Exercise prompt: Below is a block of records; reproduce all of them exactly and leave out any pictures.

Exercise material:
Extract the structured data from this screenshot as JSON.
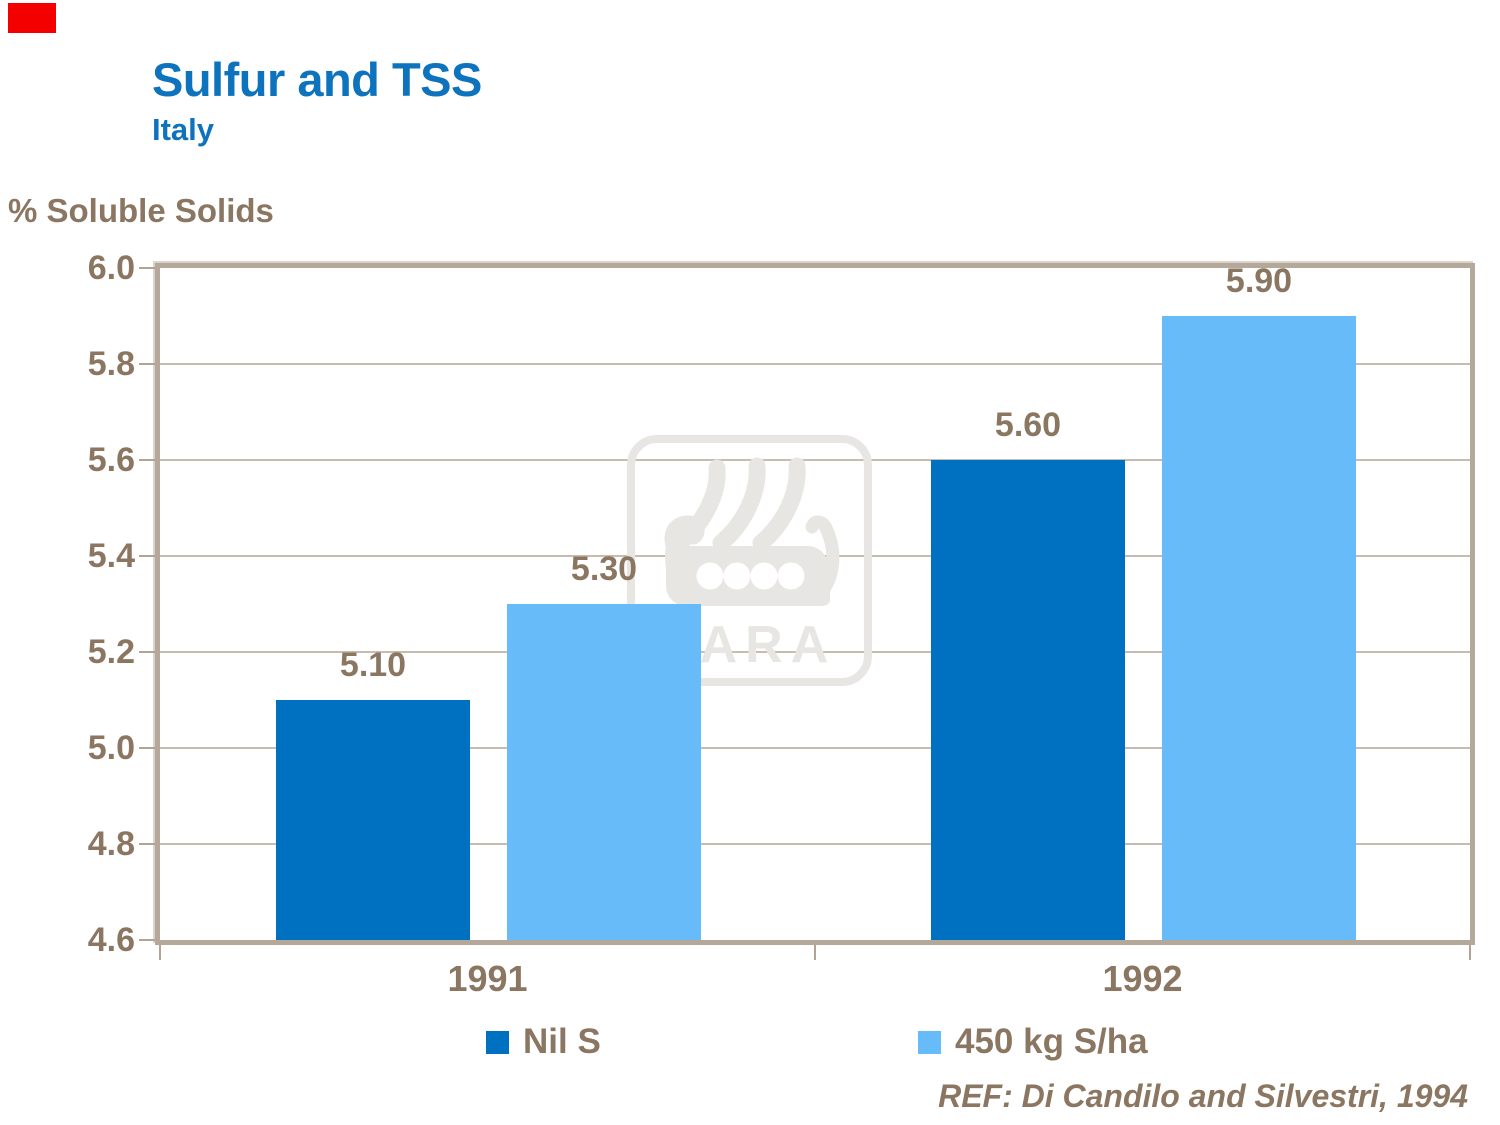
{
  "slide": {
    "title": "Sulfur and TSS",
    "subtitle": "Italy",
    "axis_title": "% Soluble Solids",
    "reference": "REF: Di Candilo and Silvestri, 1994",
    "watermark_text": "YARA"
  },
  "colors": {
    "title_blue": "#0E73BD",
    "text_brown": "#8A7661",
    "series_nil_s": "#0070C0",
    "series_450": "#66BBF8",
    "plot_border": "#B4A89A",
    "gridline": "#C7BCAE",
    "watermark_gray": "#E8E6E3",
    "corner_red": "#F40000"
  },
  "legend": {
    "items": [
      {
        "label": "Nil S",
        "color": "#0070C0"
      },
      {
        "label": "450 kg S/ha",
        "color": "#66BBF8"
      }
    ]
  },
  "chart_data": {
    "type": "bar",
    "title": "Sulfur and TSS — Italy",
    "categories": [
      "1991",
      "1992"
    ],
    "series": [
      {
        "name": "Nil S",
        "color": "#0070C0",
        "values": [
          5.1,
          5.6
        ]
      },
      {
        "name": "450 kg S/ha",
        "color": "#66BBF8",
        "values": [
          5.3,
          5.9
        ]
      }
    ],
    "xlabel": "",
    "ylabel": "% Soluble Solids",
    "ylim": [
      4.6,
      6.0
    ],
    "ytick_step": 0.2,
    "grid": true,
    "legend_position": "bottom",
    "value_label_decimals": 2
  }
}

Expected answer:
Extract the structured data from this screenshot as JSON.
{
  "slide": {
    "title": "Sulfur and TSS",
    "subtitle": "Italy",
    "axis_title": "% Soluble Solids",
    "reference": "REF: Di Candilo and Silvestri, 1994",
    "watermark_text": "YARA"
  },
  "colors": {
    "title_blue": "#0E73BD",
    "text_brown": "#8A7661",
    "series_nil_s": "#0070C0",
    "series_450": "#66BBF8",
    "plot_border": "#B4A89A",
    "gridline": "#C7BCAE",
    "watermark_gray": "#E8E6E3",
    "corner_red": "#F40000"
  },
  "legend": {
    "items": [
      {
        "label": "Nil S",
        "color": "#0070C0"
      },
      {
        "label": "450 kg S/ha",
        "color": "#66BBF8"
      }
    ]
  },
  "chart_data": {
    "type": "bar",
    "title": "Sulfur and TSS — Italy",
    "categories": [
      "1991",
      "1992"
    ],
    "series": [
      {
        "name": "Nil S",
        "color": "#0070C0",
        "values": [
          5.1,
          5.6
        ]
      },
      {
        "name": "450 kg S/ha",
        "color": "#66BBF8",
        "values": [
          5.3,
          5.9
        ]
      }
    ],
    "xlabel": "",
    "ylabel": "% Soluble Solids",
    "ylim": [
      4.6,
      6.0
    ],
    "ytick_step": 0.2,
    "grid": true,
    "legend_position": "bottom",
    "value_label_decimals": 2
  }
}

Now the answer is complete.